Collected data
────────

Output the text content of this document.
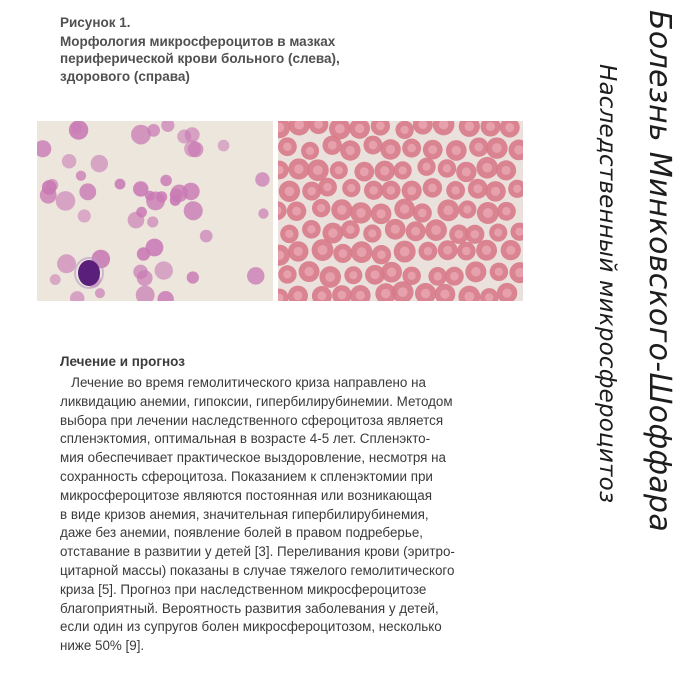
Рисунок 1.
Морфология микросфероцитов в мазках
периферической крови больного (слева),
здорового (справа)
Лечение и прогноз
Лечение во время гемолитического криза направлено на
ликвидацию анемии, гипоксии, гипербилирубинемии. Методом
выбора при лечении наследственного сфероцитоза является
спленэктомия, оптимальная в возрасте 4-5 лет. Спленэкто-
мия обеспечивает практическое выздоровление, несмотря на
сохранность сфероцитоза. Показанием к спленэктомии при
микросфероцитозе являются постоянная или возникающая
в виде кризов анемия, значительная гипербилирубинемия,
даже без анемии, появление болей в правом подреберье,
отставание в развитии у детей [3]. Переливания крови (эритро-
цитарной массы) показаны в случае тяжелого гемолитического
криза [5]. Прогноз при наследственном микросфероцитозе
благоприятный. Вероятность развития заболевания у детей,
если один из супругов болен микросфероцитозом, несколько
ниже 50% [9].
Болезнь Минковского-Шоффара
Наследственный микросфероцитоз
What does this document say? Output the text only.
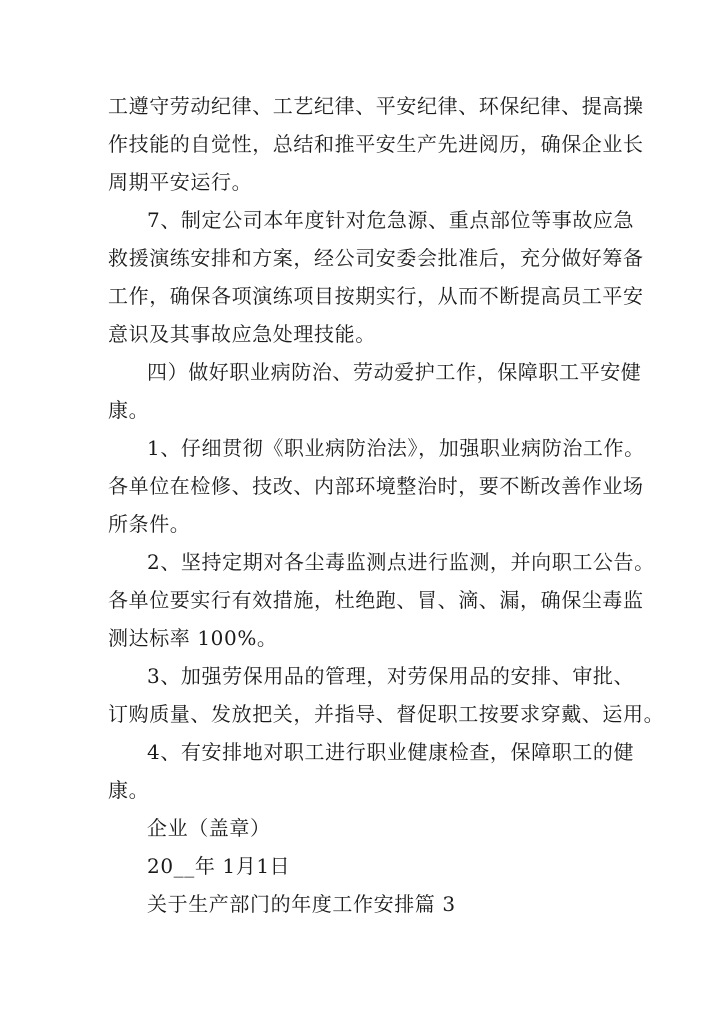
工遵守劳动纪律、工艺纪律、平安纪律、环保纪律、提高操
作技能的自觉性，总结和推平安生产先进阅历，确保企业长
周期平安运行。
7、制定公司本年度针对危急源、重点部位等事故应急
救援演练安排和方案，经公司安委会批准后，充分做好筹备
工作，确保各项演练项目按期实行，从而不断提高员工平安
意识及其事故应急处理技能。
四）做好职业病防治、劳动爱护工作，保障职工平安健
康。
1、仔细贯彻《职业病防治法》，加强职业病防治工作。
各单位在检修、技改、内部环境整治时，要不断改善作业场
所条件。
2、坚持定期对各尘毒监测点进行监测，并向职工公告。
各单位要实行有效措施，杜绝跑、冒、滴、漏，确保尘毒监
测达标率 100%。
3、加强劳保用品的管理，对劳保用品的安排、审批、
订购质量、发放把关，并指导、督促职工按要求穿戴、运用。
4、有安排地对职工进行职业健康检查，保障职工的健
康。
企业（盖章）
20__年 1月1日
关于生产部门的年度工作安排篇 3
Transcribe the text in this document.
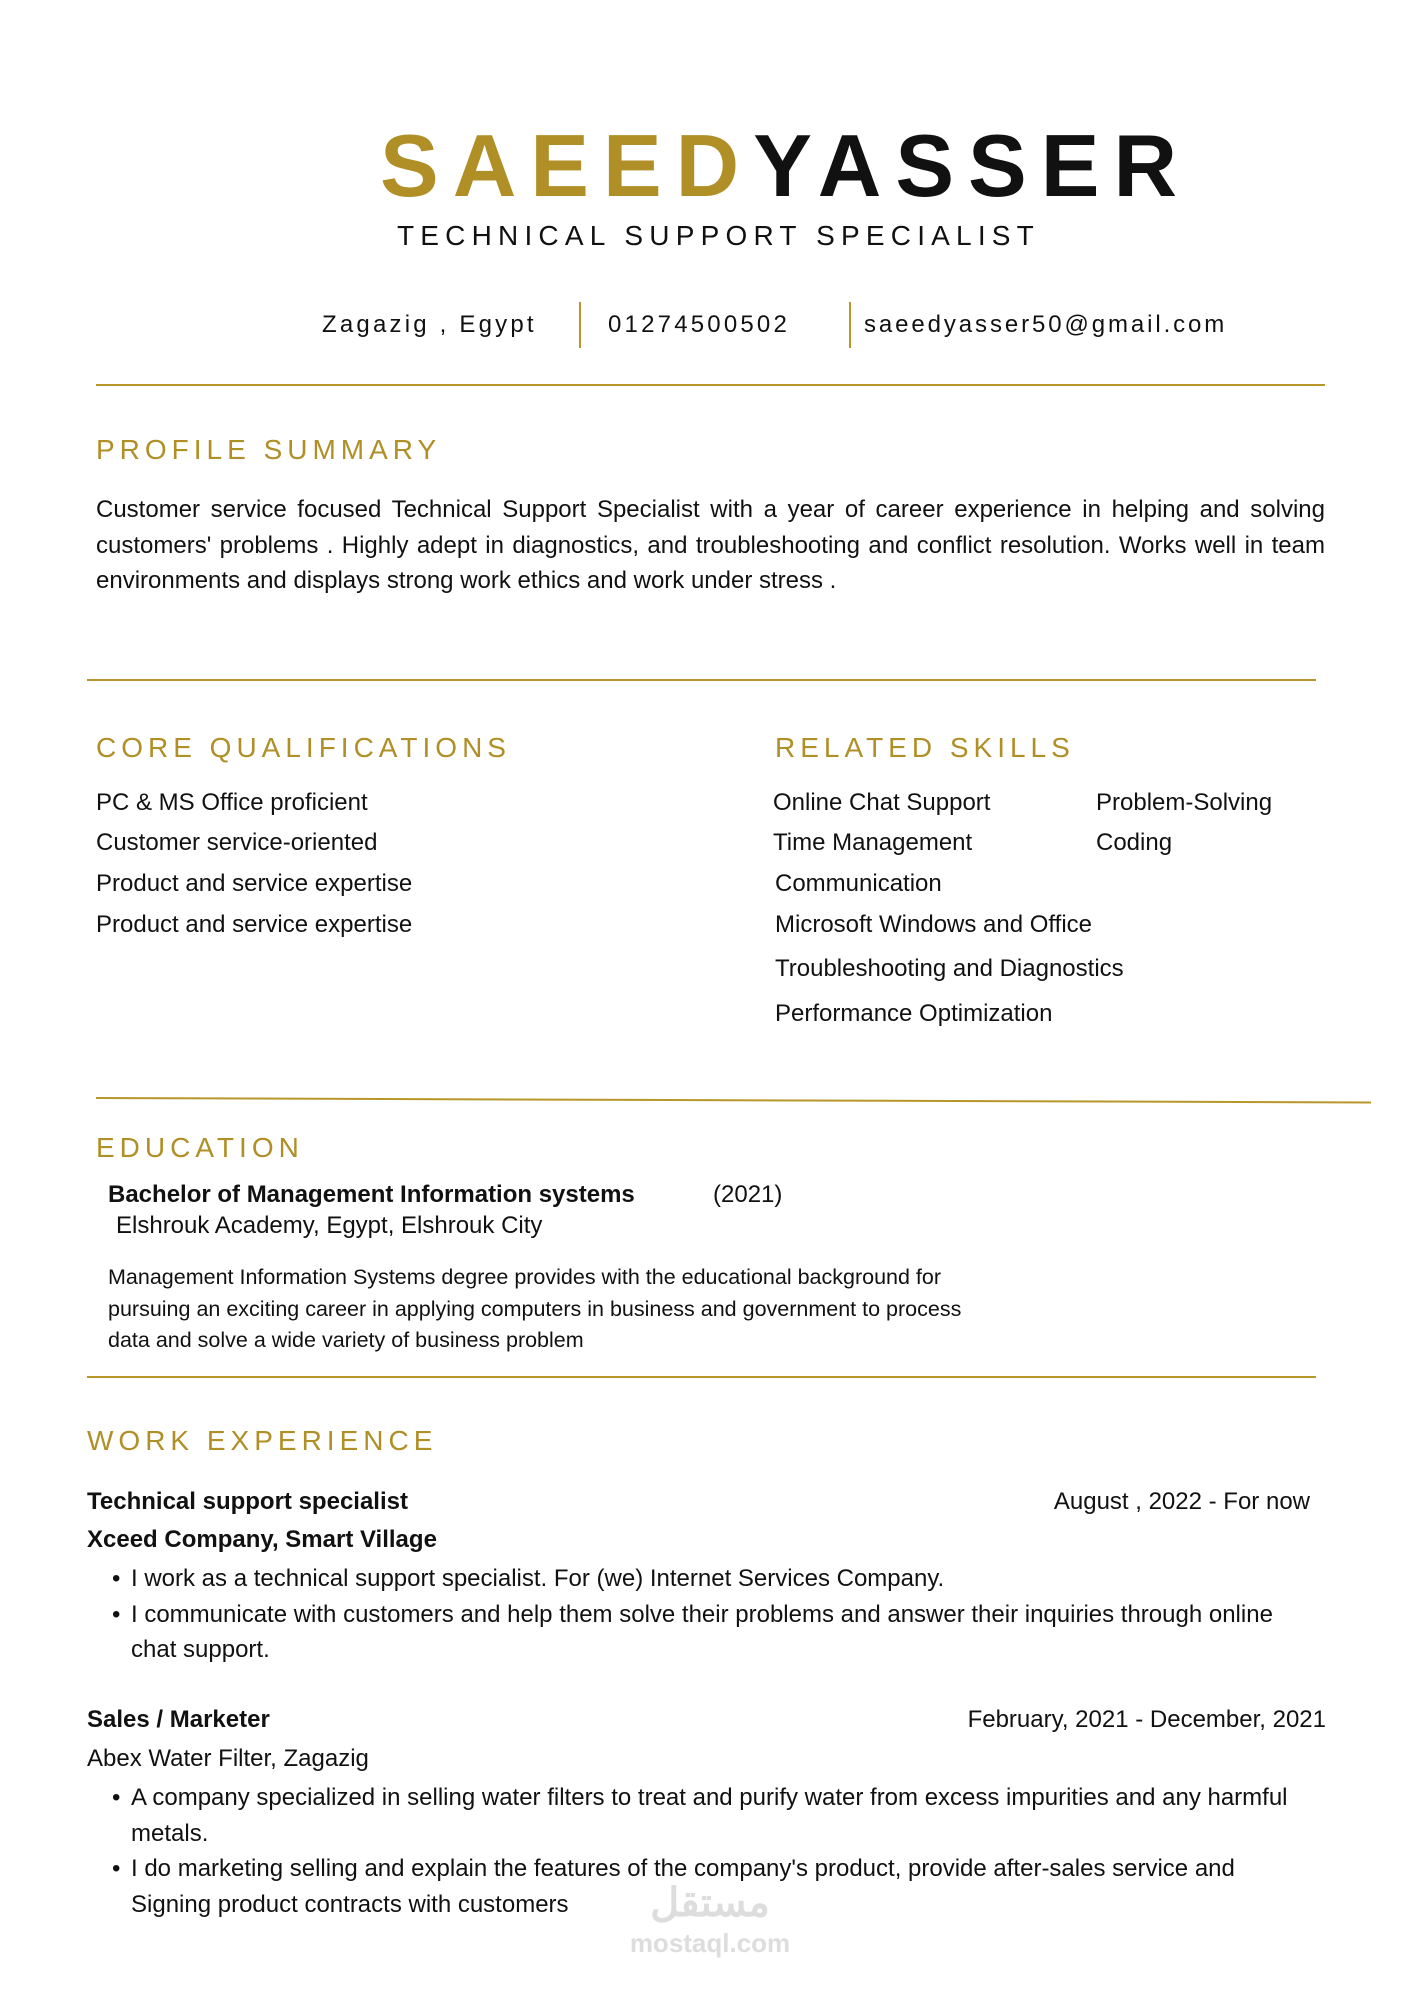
SAEEDYASSER
TECHNICAL SUPPORT SPECIALIST
Zagazig , Egypt	01274500502	saeedyasser50@gmail.com
PROFILE SUMMARY
Customer service focused Technical Support Specialist with a year of career experience in helping and solving customers' problems . Highly adept in diagnostics, and troubleshooting and conflict resolution. Works well in team environments and displays strong work ethics and work under stress .
CORE QUALIFICATIONS
PC & MS Office proficient
Customer service-oriented
Product and service expertise
Product and service expertise
RELATED SKILLS
Online Chat Support	Problem-Solving
Time Management	Coding
Communication
Microsoft Windows and Office
Troubleshooting and Diagnostics
Performance Optimization
EDUCATION
Bachelor of Management Information systems	(2021)
Elshrouk Academy, Egypt, Elshrouk City
Management Information Systems degree provides with the educational background for pursuing an exciting career in applying computers in business and government to process data and solve a wide variety of business problem
WORK EXPERIENCE
Technical support specialist	August , 2022 - For now
Xceed Company, Smart Village
• I work as a technical support specialist. For (we) Internet Services Company.
• I communicate with customers and help them solve their problems and answer their inquiries through online chat support.
Sales / Marketer	February, 2021 - December, 2021
Abex Water Filter, Zagazig
• A company specialized in selling water filters to treat and purify water from excess impurities and any harmful metals.
• I do marketing selling and explain the features of the company's product, provide after-sales service and Signing product contracts with customers	مستقل
mostaql.com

────────

* [STATED GOAL] Set down the material exactly, every line of it, except for the pictures.

* [EXERCISE SOLUTION]
Output the text content of this document.
Рисунок 1.
Морфология микросфероцитов в мазках
периферической крови больного (слева),
здорового (справа)
Лечение и прогноз
Лечение во время гемолитического криза направлено на
ликвидацию анемии, гипоксии, гипербилирубинемии. Методом
выбора при лечении наследственного сфероцитоза является
спленэктомия, оптимальная в возрасте 4-5 лет. Спленэкто-
мия обеспечивает практическое выздоровление, несмотря на
сохранность сфероцитоза. Показанием к спленэктомии при
микросфероцитозе являются постоянная или возникающая
в виде кризов анемия, значительная гипербилирубинемия,
даже без анемии, появление болей в правом подреберье,
отставание в развитии у детей [3]. Переливания крови (эритро-
цитарной массы) показаны в случае тяжелого гемолитического
криза [5]. Прогноз при наследственном микросфероцитозе
благоприятный. Вероятность развития заболевания у детей,
если один из супругов болен микросфероцитозом, несколько
ниже 50% [9].
Болезнь Минковского-Шоффара
Наследственный микросфероцитоз
What does this document say? Output the text only.
工遵守劳动纪律、工艺纪律、平安纪律、环保纪律、提高操
作技能的自觉性，总结和推平安生产先进阅历，确保企业长
周期平安运行。
7、制定公司本年度针对危急源、重点部位等事故应急
救援演练安排和方案，经公司安委会批准后，充分做好筹备
工作，确保各项演练项目按期实行，从而不断提高员工平安
意识及其事故应急处理技能。
四）做好职业病防治、劳动爱护工作，保障职工平安健
康。
1、仔细贯彻《职业病防治法》，加强职业病防治工作。
各单位在检修、技改、内部环境整治时，要不断改善作业场
所条件。
2、坚持定期对各尘毒监测点进行监测，并向职工公告。
各单位要实行有效措施，杜绝跑、冒、滴、漏，确保尘毒监
测达标率 100%。
3、加强劳保用品的管理，对劳保用品的安排、审批、
订购质量、发放把关，并指导、督促职工按要求穿戴、运用。
4、有安排地对职工进行职业健康检查，保障职工的健
康。
企业（盖章）
20__年 1月1日
关于生产部门的年度工作安排篇 3
Transcribe the text in this document.
SAEEDYASSER
TECHNICAL SUPPORT SPECIALIST
Zagazig , Egypt	01274500502	saeedyasser50@gmail.com
PROFILE SUMMARY
Customer service focused Technical Support Specialist with a year of career experience in helping and solving customers' problems . Highly adept in diagnostics, and troubleshooting and conflict resolution. Works well in team environments and displays strong work ethics and work under stress .
CORE QUALIFICATIONS
PC & MS Office proficient
Customer service-oriented
Product and service expertise
Product and service expertise
RELATED SKILLS
Online Chat Support	Problem-Solving
Time Management	Coding
Communication
Microsoft Windows and Office
Troubleshooting and Diagnostics
Performance Optimization
EDUCATION
Bachelor of Management Information systems	(2021)
Elshrouk Academy, Egypt, Elshrouk City
Management Information Systems degree provides with the educational background for pursuing an exciting career in applying computers in business and government to process data and solve a wide variety of business problem
WORK EXPERIENCE
Technical support specialist	August , 2022 - For now
Xceed Company, Smart Village
• I work as a technical support specialist. For (we) Internet Services Company.
• I communicate with customers and help them solve their problems and answer their inquiries through online chat support.
Sales / Marketer	February, 2021 - December, 2021
Abex Water Filter, Zagazig
• A company specialized in selling water filters to treat and purify water from excess impurities and any harmful metals.
• I do marketing selling and explain the features of the company's product, provide after-sales service and Signing product contracts with customers	مستقل
mostaql.com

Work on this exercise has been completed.